Data items
┌──

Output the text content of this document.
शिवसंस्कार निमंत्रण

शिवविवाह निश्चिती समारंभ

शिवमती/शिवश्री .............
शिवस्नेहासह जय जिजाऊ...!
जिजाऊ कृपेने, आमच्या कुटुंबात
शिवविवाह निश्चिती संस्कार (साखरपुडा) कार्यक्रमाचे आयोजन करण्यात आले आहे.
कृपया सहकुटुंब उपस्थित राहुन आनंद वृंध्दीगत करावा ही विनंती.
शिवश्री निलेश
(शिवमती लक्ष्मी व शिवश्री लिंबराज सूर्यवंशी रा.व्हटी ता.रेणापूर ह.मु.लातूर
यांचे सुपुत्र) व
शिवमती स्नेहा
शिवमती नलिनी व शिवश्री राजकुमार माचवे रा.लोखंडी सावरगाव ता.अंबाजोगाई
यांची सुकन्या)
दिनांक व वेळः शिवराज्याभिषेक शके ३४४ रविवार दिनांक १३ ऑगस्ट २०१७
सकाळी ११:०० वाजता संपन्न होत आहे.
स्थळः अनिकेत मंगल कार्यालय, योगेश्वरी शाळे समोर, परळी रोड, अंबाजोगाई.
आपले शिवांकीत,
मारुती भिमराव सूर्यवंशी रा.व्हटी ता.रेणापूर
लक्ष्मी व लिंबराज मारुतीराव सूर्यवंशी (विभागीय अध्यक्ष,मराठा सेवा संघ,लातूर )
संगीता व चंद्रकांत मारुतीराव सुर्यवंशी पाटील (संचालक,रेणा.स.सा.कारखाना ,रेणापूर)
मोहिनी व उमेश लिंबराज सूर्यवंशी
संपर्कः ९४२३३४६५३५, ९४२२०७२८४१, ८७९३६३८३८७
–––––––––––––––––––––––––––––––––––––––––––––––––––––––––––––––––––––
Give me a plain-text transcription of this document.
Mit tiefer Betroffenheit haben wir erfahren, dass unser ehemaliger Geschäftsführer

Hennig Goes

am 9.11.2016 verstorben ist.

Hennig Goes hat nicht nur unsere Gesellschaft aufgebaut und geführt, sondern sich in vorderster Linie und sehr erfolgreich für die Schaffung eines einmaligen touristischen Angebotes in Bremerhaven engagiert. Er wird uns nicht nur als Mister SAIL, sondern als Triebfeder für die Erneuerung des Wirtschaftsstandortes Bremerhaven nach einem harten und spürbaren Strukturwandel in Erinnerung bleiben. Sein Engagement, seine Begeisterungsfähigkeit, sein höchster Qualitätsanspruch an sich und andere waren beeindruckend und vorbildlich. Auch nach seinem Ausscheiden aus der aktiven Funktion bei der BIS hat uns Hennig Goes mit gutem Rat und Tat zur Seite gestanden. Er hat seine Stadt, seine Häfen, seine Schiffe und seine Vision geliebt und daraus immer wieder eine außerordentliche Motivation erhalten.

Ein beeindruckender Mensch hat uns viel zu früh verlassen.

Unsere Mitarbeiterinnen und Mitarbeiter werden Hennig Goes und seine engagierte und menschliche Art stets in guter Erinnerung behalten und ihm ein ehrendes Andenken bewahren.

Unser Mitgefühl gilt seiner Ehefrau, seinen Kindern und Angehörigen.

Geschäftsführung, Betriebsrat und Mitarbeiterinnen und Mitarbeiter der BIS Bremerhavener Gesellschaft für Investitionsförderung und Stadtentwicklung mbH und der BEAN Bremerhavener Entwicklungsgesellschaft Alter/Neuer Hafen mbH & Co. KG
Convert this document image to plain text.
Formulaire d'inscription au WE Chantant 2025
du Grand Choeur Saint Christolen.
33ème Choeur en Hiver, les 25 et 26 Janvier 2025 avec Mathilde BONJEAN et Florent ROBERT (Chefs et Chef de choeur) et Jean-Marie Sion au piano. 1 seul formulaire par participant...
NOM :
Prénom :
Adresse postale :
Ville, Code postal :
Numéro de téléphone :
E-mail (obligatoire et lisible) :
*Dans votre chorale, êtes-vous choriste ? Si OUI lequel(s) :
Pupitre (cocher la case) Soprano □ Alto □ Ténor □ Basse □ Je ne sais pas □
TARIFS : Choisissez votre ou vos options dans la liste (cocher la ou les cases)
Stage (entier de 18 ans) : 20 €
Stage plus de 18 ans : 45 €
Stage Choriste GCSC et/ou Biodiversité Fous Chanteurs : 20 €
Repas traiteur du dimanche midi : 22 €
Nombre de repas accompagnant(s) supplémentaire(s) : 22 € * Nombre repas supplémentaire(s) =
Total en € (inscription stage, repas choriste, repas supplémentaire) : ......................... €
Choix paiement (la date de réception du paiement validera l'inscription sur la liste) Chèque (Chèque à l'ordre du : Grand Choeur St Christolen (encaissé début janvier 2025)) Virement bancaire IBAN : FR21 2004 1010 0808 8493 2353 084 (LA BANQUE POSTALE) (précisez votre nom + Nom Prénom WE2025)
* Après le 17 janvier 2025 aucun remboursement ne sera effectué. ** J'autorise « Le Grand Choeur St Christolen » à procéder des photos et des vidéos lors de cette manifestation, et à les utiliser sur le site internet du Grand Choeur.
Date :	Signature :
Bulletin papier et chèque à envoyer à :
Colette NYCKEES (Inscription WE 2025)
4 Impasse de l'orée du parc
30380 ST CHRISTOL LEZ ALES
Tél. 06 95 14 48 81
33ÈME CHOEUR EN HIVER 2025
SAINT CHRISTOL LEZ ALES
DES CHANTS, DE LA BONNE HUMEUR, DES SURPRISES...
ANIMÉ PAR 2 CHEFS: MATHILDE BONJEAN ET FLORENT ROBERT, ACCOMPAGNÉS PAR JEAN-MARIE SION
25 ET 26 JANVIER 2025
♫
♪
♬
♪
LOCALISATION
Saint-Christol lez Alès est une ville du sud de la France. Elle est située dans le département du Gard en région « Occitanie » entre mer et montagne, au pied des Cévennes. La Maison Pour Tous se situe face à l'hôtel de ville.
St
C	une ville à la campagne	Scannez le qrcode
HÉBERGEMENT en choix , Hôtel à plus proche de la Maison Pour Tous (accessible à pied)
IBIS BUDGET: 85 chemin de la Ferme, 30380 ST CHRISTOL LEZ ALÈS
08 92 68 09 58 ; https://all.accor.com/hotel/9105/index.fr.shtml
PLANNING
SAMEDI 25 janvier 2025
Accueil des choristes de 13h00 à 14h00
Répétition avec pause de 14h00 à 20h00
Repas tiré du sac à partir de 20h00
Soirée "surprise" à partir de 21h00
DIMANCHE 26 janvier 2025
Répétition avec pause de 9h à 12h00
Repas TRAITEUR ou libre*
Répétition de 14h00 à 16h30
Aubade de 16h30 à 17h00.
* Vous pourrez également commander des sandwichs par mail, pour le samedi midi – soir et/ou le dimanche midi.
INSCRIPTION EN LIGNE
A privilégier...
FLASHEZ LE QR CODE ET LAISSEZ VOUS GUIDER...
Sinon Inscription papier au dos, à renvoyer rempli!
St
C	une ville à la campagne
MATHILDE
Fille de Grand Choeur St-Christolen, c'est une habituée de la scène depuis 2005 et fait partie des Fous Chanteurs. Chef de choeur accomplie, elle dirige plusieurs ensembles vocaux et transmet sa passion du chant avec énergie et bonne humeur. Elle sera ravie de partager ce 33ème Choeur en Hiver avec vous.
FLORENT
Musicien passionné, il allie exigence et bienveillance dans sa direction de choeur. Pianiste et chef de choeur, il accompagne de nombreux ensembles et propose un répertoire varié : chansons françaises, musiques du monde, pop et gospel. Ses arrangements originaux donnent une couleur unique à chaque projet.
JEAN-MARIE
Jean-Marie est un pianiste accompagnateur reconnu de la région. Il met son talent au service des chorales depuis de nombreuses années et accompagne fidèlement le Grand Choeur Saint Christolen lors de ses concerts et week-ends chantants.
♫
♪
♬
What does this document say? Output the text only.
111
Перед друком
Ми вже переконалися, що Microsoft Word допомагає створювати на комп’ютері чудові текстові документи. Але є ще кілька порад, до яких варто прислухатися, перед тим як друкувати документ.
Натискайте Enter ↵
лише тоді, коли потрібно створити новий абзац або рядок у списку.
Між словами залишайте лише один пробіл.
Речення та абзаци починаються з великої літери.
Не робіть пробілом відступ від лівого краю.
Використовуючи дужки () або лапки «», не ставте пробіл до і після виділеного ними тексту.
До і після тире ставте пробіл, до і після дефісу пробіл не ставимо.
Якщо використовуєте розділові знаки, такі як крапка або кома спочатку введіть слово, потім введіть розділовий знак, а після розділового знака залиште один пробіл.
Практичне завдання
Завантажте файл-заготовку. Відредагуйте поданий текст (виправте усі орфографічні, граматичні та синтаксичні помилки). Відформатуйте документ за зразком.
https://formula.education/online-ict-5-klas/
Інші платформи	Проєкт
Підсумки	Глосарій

└──

Show the lines of the material that contain the word "один".

Між словами залишайте лише один пробіл.
Якщо використовуєте розділові знаки, такі як крапка або кома спочатку введіть слово, потім введіть розділовий знак, а після розділового знака залиште один пробіл.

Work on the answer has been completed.